##### DATASET #####
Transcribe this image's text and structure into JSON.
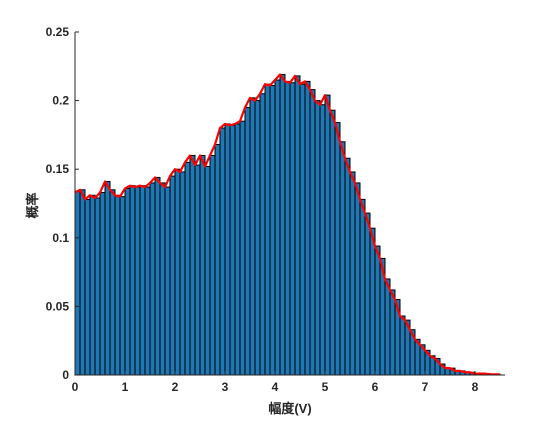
{
  "chart_data": {
    "type": "bar",
    "overlay": "line",
    "xlabel": "幅度(V)",
    "ylabel": "概率",
    "xlim": [
      0,
      8.6
    ],
    "ylim": [
      0,
      0.25
    ],
    "xticks": [
      "0",
      "1",
      "2",
      "3",
      "4",
      "5",
      "6",
      "7",
      "8"
    ],
    "yticks": [
      "0",
      "0.05",
      "0.1",
      "0.15",
      "0.2",
      "0.25"
    ],
    "bar_color": "#1f77b4",
    "bar_edge_color": "#000000",
    "line_color": "#ff0000",
    "grid": false,
    "bin_width": 0.1,
    "x": [
      0.05,
      0.15,
      0.25,
      0.35,
      0.45,
      0.55,
      0.65,
      0.75,
      0.85,
      0.95,
      1.05,
      1.15,
      1.25,
      1.35,
      1.45,
      1.55,
      1.65,
      1.75,
      1.85,
      1.95,
      2.05,
      2.15,
      2.25,
      2.35,
      2.45,
      2.55,
      2.65,
      2.75,
      2.85,
      2.95,
      3.05,
      3.15,
      3.25,
      3.35,
      3.45,
      3.55,
      3.65,
      3.75,
      3.85,
      3.95,
      4.05,
      4.15,
      4.25,
      4.35,
      4.45,
      4.55,
      4.65,
      4.75,
      4.85,
      4.95,
      5.05,
      5.15,
      5.25,
      5.35,
      5.45,
      5.55,
      5.65,
      5.75,
      5.85,
      5.95,
      6.05,
      6.15,
      6.25,
      6.35,
      6.45,
      6.55,
      6.65,
      6.75,
      6.85,
      6.95,
      7.05,
      7.15,
      7.25,
      7.35,
      7.45,
      7.55,
      7.65,
      7.75,
      7.85,
      7.95,
      8.05,
      8.15,
      8.25,
      8.35,
      8.45
    ],
    "values": [
      0.134,
      0.135,
      0.128,
      0.131,
      0.129,
      0.133,
      0.141,
      0.135,
      0.131,
      0.13,
      0.136,
      0.138,
      0.137,
      0.138,
      0.137,
      0.14,
      0.144,
      0.14,
      0.137,
      0.145,
      0.15,
      0.148,
      0.155,
      0.16,
      0.153,
      0.16,
      0.152,
      0.16,
      0.168,
      0.18,
      0.183,
      0.182,
      0.183,
      0.185,
      0.195,
      0.202,
      0.2,
      0.205,
      0.212,
      0.211,
      0.215,
      0.219,
      0.214,
      0.213,
      0.218,
      0.212,
      0.214,
      0.208,
      0.2,
      0.197,
      0.204,
      0.193,
      0.184,
      0.17,
      0.158,
      0.148,
      0.14,
      0.128,
      0.118,
      0.107,
      0.094,
      0.085,
      0.07,
      0.062,
      0.055,
      0.043,
      0.04,
      0.033,
      0.026,
      0.022,
      0.018,
      0.014,
      0.012,
      0.008,
      0.005,
      0.005,
      0.003,
      0.003,
      0.002,
      0.002,
      0.001,
      0.001,
      0.001,
      0.0005,
      0.0005
    ],
    "line_x": [
      0.0,
      0.1,
      0.2,
      0.3,
      0.4,
      0.5,
      0.6,
      0.7,
      0.8,
      0.9,
      1.0,
      1.1,
      1.2,
      1.3,
      1.4,
      1.5,
      1.6,
      1.7,
      1.8,
      1.9,
      2.0,
      2.1,
      2.2,
      2.3,
      2.4,
      2.5,
      2.6,
      2.7,
      2.8,
      2.9,
      3.0,
      3.1,
      3.2,
      3.3,
      3.4,
      3.5,
      3.6,
      3.7,
      3.8,
      3.9,
      4.0,
      4.1,
      4.2,
      4.3,
      4.4,
      4.5,
      4.6,
      4.7,
      4.8,
      4.9,
      5.0,
      5.1,
      5.2,
      5.3,
      5.4,
      5.5,
      5.6,
      5.7,
      5.8,
      5.9,
      6.0,
      6.1,
      6.2,
      6.3,
      6.4,
      6.5,
      6.6,
      6.7,
      6.8,
      6.9,
      7.0,
      7.1,
      7.2,
      7.3,
      7.4,
      7.5,
      7.6,
      7.7,
      7.8,
      7.9,
      8.0,
      8.1,
      8.2,
      8.3,
      8.5
    ],
    "line_y": [
      0.133,
      0.135,
      0.128,
      0.131,
      0.129,
      0.133,
      0.141,
      0.135,
      0.131,
      0.13,
      0.136,
      0.138,
      0.137,
      0.138,
      0.137,
      0.14,
      0.144,
      0.14,
      0.137,
      0.145,
      0.15,
      0.148,
      0.155,
      0.16,
      0.153,
      0.16,
      0.152,
      0.16,
      0.168,
      0.18,
      0.183,
      0.182,
      0.183,
      0.185,
      0.195,
      0.202,
      0.2,
      0.205,
      0.212,
      0.211,
      0.215,
      0.219,
      0.214,
      0.213,
      0.218,
      0.212,
      0.214,
      0.208,
      0.2,
      0.197,
      0.204,
      0.193,
      0.184,
      0.17,
      0.158,
      0.148,
      0.14,
      0.128,
      0.118,
      0.107,
      0.094,
      0.085,
      0.07,
      0.062,
      0.055,
      0.043,
      0.04,
      0.033,
      0.026,
      0.022,
      0.018,
      0.014,
      0.012,
      0.008,
      0.005,
      0.005,
      0.003,
      0.003,
      0.002,
      0.002,
      0.001,
      0.001,
      0.001,
      0.0005,
      0.0005
    ]
  }
}
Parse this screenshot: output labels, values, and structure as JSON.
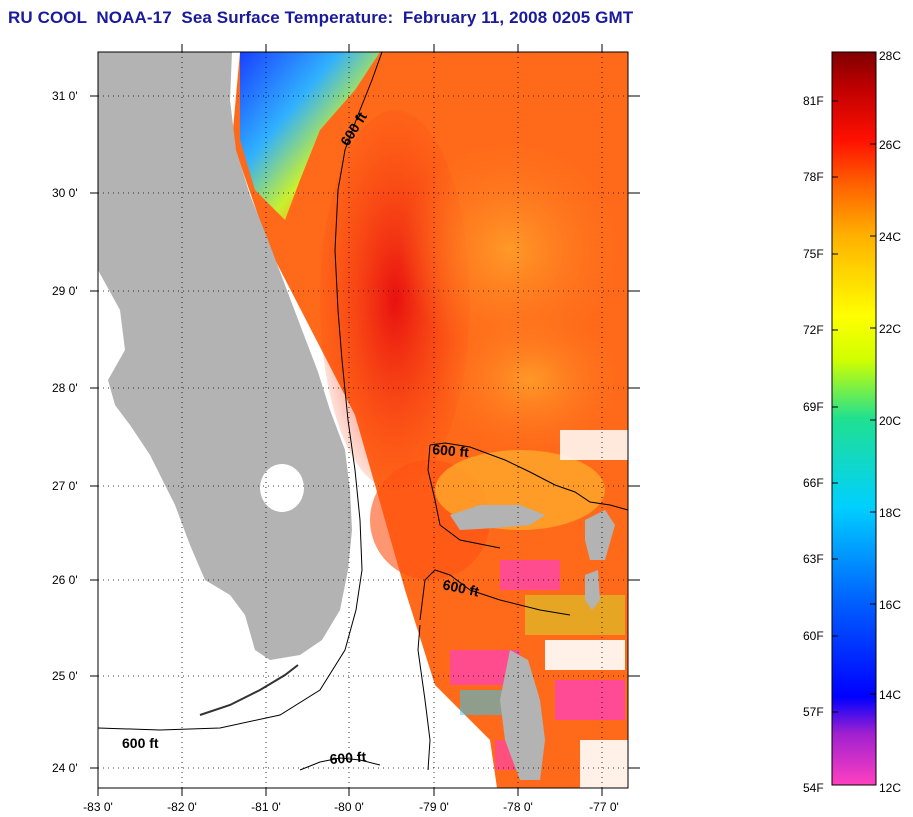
{
  "title": "RU COOL  NOAA-17  Sea Surface Temperature:  February 11, 2008 0205 GMT",
  "map": {
    "lon_labels": [
      "-83 0'",
      "-82 0'",
      "-81 0'",
      "-80 0'",
      "-79 0'",
      "-78 0'",
      "-77 0'"
    ],
    "lat_labels": [
      "31 0'",
      "30 0'",
      "29 0'",
      "28 0'",
      "27 0'",
      "26 0'",
      "25 0'",
      "24 0'"
    ],
    "lon_range": [
      -83,
      -77
    ],
    "lat_range": [
      23.9,
      31.4
    ],
    "isobath_label": "600 ft",
    "land_color": "#b3b3b3",
    "no_data_color": "#ffffff"
  },
  "colorbar": {
    "fahrenheit_labels": [
      "81F",
      "78F",
      "75F",
      "72F",
      "69F",
      "66F",
      "63F",
      "60F",
      "57F",
      "54F"
    ],
    "celsius_labels": [
      "28C",
      "26C",
      "24C",
      "22C",
      "20C",
      "18C",
      "16C",
      "14C",
      "12C"
    ],
    "range_c": [
      12,
      28
    ],
    "colors_low_to_high": [
      "#ff40c0",
      "#a020d0",
      "#0000ff",
      "#0060ff",
      "#00d0ff",
      "#20e090",
      "#d0ff00",
      "#ffff00",
      "#ffb000",
      "#ff6000",
      "#ff1000",
      "#c00000",
      "#800000"
    ]
  }
}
#####
(TO DO)
Copy out every line where the word "JSON" occurs.

(SOLUTION TO THIS TASK)
Transcribe this image's text and structure into JSON.
Parse this screenshot: output labels, values, and structure as JSON.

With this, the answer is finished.